PROMPT: Exclude the pictures and return every line exactly as written.

(Stored items)

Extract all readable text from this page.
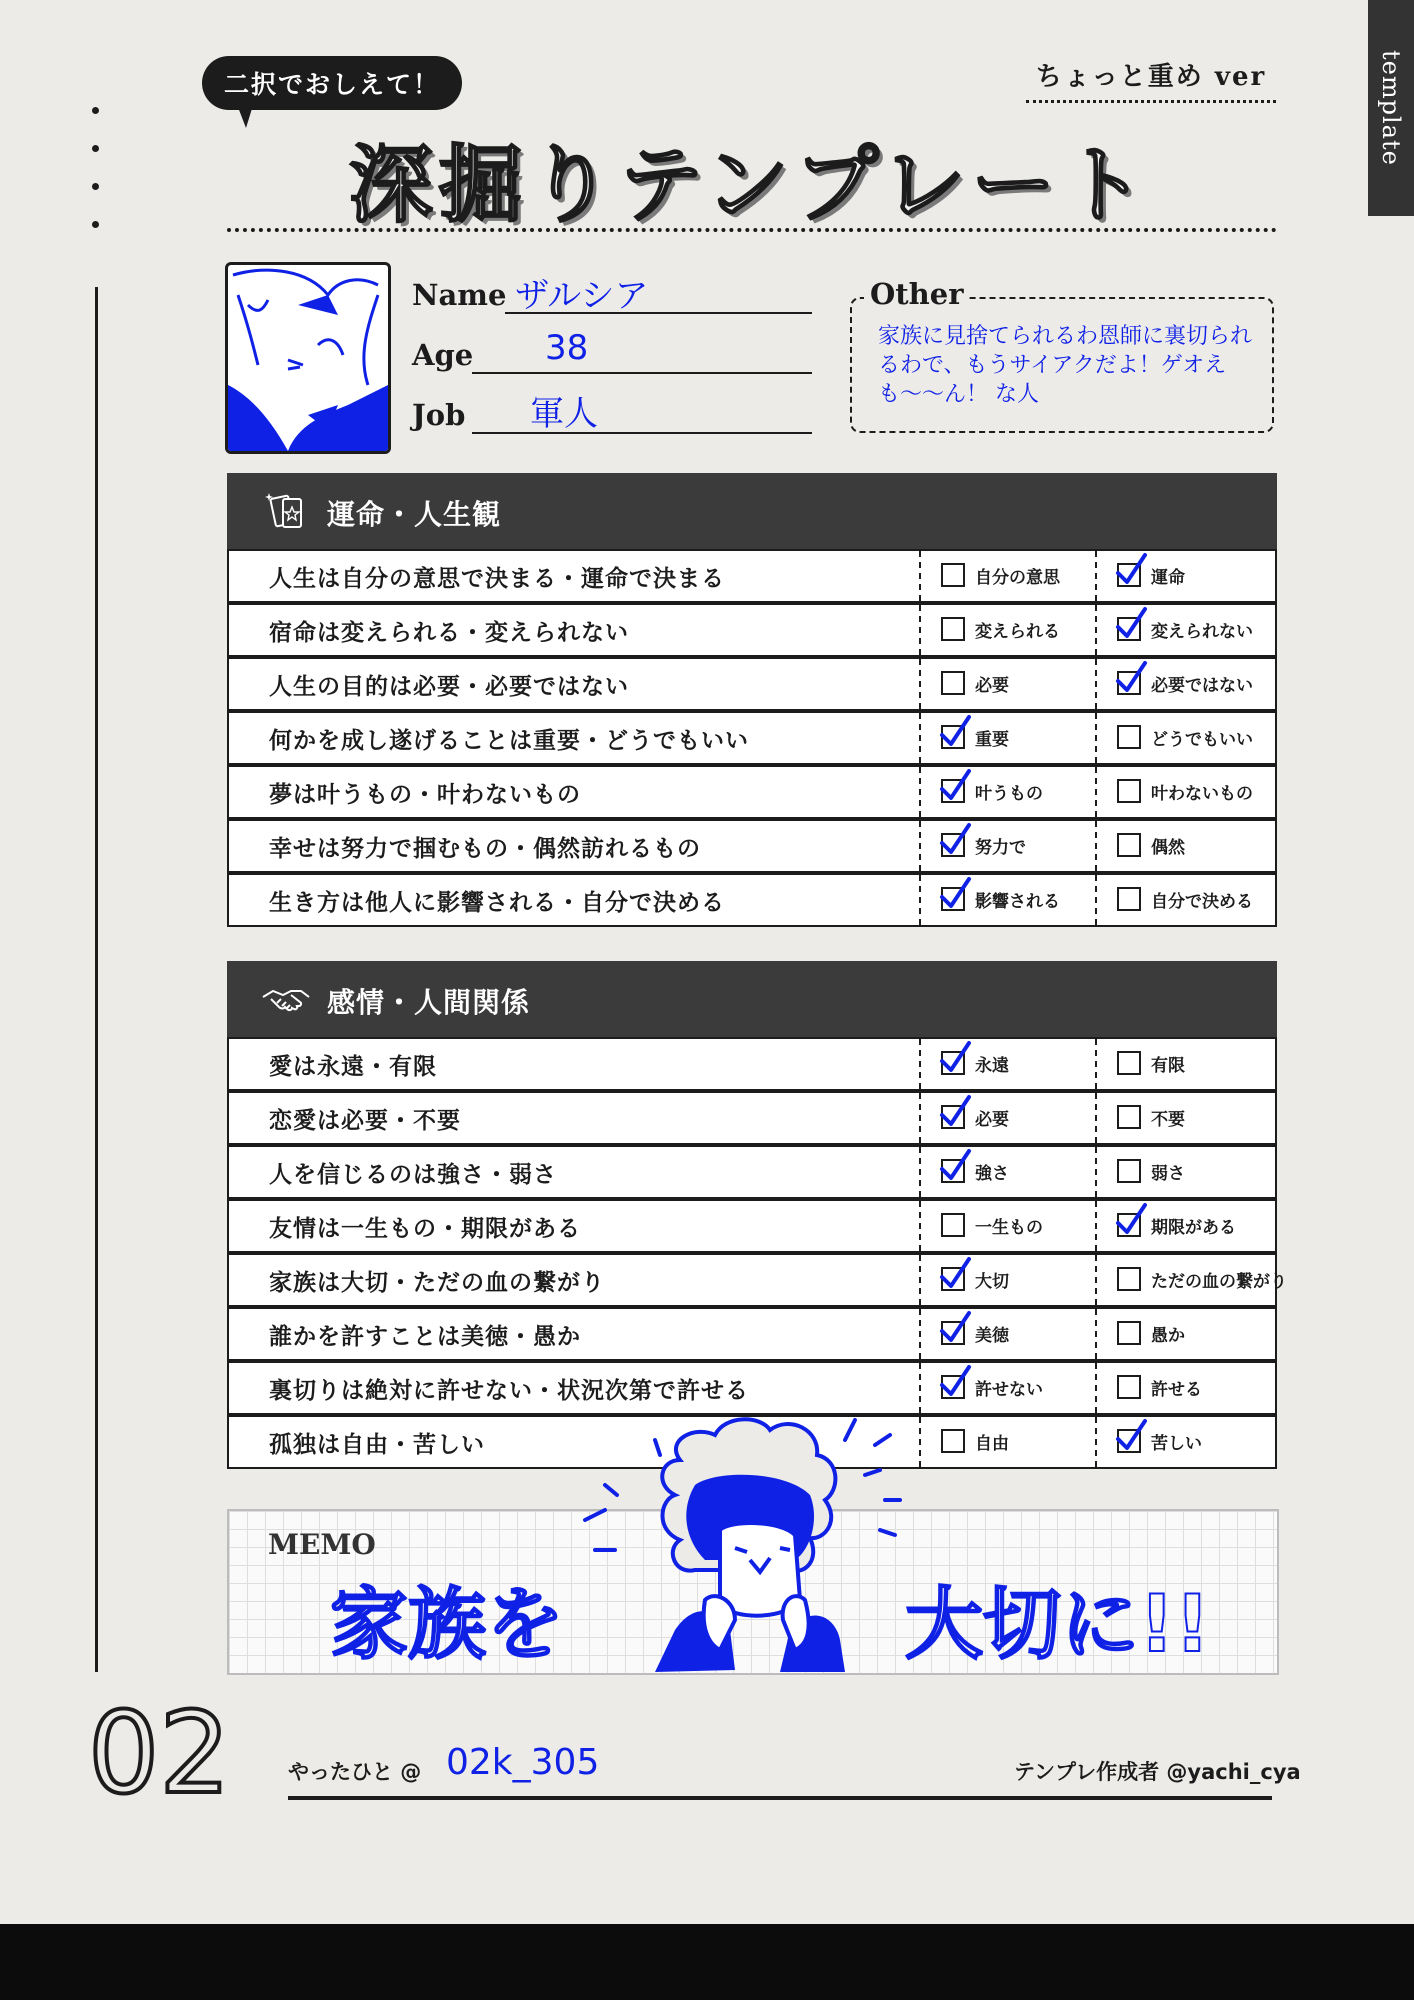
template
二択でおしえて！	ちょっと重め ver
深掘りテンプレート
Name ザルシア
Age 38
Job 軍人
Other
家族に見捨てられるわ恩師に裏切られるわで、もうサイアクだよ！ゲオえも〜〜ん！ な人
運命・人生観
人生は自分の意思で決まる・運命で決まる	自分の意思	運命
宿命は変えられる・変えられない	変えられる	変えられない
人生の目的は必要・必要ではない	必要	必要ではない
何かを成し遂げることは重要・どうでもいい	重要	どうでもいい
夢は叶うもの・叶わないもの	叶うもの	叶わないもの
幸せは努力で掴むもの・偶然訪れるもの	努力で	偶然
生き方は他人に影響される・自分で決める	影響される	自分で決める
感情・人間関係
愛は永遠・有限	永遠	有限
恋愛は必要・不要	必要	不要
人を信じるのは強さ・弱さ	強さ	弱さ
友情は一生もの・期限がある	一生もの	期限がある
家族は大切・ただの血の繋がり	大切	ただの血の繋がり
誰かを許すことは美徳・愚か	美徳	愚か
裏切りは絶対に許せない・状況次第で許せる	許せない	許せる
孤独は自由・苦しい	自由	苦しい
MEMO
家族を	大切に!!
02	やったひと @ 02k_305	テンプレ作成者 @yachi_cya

RESULT OF THIS TASK:
Extract all readable text from this page.
template
二択でおしえて！	ちょっと重め ver
深掘りテンプレート
Name ザルシア
Age 38
Job 軍人
Other
家族に見捨てられるわ恩師に裏切られるわで、もうサイアクだよ！ゲオえも〜〜ん！ な人
運命・人生観
人生は自分の意思で決まる・運命で決まる	自分の意思	運命
宿命は変えられる・変えられない	変えられる	変えられない
人生の目的は必要・必要ではない	必要	必要ではない
何かを成し遂げることは重要・どうでもいい	重要	どうでもいい
夢は叶うもの・叶わないもの	叶うもの	叶わないもの
幸せは努力で掴むもの・偶然訪れるもの	努力で	偶然
生き方は他人に影響される・自分で決める	影響される	自分で決める
感情・人間関係
愛は永遠・有限	永遠	有限
恋愛は必要・不要	必要	不要
人を信じるのは強さ・弱さ	強さ	弱さ
友情は一生もの・期限がある	一生もの	期限がある
家族は大切・ただの血の繋がり	大切	ただの血の繋がり
誰かを許すことは美徳・愚か	美徳	愚か
裏切りは絶対に許せない・状況次第で許せる	許せない	許せる
孤独は自由・苦しい	自由	苦しい
MEMO
家族を	大切に!!
02	やったひと @ 02k_305	テンプレ作成者 @yachi_cya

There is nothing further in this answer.